- Dataset records -
════════════════════
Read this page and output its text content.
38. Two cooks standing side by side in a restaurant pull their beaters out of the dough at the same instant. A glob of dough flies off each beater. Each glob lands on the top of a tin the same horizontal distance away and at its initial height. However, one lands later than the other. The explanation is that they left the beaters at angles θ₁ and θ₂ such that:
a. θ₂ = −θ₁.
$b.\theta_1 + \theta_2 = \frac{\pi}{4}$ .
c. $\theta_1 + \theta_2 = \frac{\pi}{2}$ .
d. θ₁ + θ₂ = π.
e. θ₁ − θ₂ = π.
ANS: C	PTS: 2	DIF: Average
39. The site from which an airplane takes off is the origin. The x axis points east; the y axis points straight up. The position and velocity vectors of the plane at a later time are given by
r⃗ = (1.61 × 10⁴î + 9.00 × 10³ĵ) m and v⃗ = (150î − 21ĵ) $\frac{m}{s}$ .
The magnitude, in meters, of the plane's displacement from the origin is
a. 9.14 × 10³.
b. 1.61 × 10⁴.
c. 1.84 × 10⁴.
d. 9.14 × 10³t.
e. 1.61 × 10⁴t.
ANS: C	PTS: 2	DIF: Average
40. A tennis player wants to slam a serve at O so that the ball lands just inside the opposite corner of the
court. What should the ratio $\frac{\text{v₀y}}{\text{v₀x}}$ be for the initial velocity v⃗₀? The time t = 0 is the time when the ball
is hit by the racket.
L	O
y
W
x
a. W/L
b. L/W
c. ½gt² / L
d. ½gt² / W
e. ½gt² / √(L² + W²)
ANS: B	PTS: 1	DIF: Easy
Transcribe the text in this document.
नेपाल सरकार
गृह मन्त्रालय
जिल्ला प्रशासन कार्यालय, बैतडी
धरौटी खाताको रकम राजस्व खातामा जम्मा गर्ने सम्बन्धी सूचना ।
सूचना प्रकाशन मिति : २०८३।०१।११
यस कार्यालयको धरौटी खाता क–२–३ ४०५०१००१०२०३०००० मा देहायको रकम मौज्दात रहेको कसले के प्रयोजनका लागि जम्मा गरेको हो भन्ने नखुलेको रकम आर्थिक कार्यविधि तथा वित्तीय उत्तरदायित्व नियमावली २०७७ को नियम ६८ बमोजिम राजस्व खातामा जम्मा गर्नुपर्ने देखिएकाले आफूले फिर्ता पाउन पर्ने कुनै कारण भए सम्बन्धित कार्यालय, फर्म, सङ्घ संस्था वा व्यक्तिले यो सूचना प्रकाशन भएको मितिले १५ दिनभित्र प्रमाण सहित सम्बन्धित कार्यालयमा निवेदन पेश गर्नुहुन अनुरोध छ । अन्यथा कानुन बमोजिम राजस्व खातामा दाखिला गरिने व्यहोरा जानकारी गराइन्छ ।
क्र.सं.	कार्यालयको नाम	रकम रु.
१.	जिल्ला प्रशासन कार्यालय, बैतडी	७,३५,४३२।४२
════════════════════
- To be done -
Each entry is to be returned in full, character for character.

- Correct result -
Read this page and output its text content.
38. Two cooks standing side by side in a restaurant pull their beaters out of the dough at the same instant. A glob of dough flies off each beater. Each glob lands on the top of a tin the same horizontal distance away and at its initial height. However, one lands later than the other. The explanation is that they left the beaters at angles θ₁ and θ₂ such that:
a. θ₂ = −θ₁.
$b.\theta_1 + \theta_2 = \frac{\pi}{4}$ .
c. $\theta_1 + \theta_2 = \frac{\pi}{2}$ .
d. θ₁ + θ₂ = π.
e. θ₁ − θ₂ = π.
ANS: C	PTS: 2	DIF: Average
39. The site from which an airplane takes off is the origin. The x axis points east; the y axis points straight up. The position and velocity vectors of the plane at a later time are given by
r⃗ = (1.61 × 10⁴î + 9.00 × 10³ĵ) m and v⃗ = (150î − 21ĵ) $\frac{m}{s}$ .
The magnitude, in meters, of the plane's displacement from the origin is
a. 9.14 × 10³.
b. 1.61 × 10⁴.
c. 1.84 × 10⁴.
d. 9.14 × 10³t.
e. 1.61 × 10⁴t.
ANS: C	PTS: 2	DIF: Average
40. A tennis player wants to slam a serve at O so that the ball lands just inside the opposite corner of the
court. What should the ratio $\frac{\text{v₀y}}{\text{v₀x}}$ be for the initial velocity v⃗₀? The time t = 0 is the time when the ball
is hit by the racket.
L	O
y
W
x
a. W/L
b. L/W
c. ½gt² / L
d. ½gt² / W
e. ½gt² / √(L² + W²)
ANS: B	PTS: 1	DIF: Easy
Transcribe the text in this document.
नेपाल सरकार
गृह मन्त्रालय
जिल्ला प्रशासन कार्यालय, बैतडी
धरौटी खाताको रकम राजस्व खातामा जम्मा गर्ने सम्बन्धी सूचना ।
सूचना प्रकाशन मिति : २०८३।०१।११
यस कार्यालयको धरौटी खाता क–२–३ ४०५०१००१०२०३०००० मा देहायको रकम मौज्दात रहेको कसले के प्रयोजनका लागि जम्मा गरेको हो भन्ने नखुलेको रकम आर्थिक कार्यविधि तथा वित्तीय उत्तरदायित्व नियमावली २०७७ को नियम ६८ बमोजिम राजस्व खातामा जम्मा गर्नुपर्ने देखिएकाले आफूले फिर्ता पाउन पर्ने कुनै कारण भए सम्बन्धित कार्यालय, फर्म, सङ्घ संस्था वा व्यक्तिले यो सूचना प्रकाशन भएको मितिले १५ दिनभित्र प्रमाण सहित सम्बन्धित कार्यालयमा निवेदन पेश गर्नुहुन अनुरोध छ । अन्यथा कानुन बमोजिम राजस्व खातामा दाखिला गरिने व्यहोरा जानकारी गराइन्छ ।
क्र.सं.	कार्यालयको नाम	रकम रु.
१.	जिल्ला प्रशासन कार्यालय, बैतडी	७,३५,४३२।४२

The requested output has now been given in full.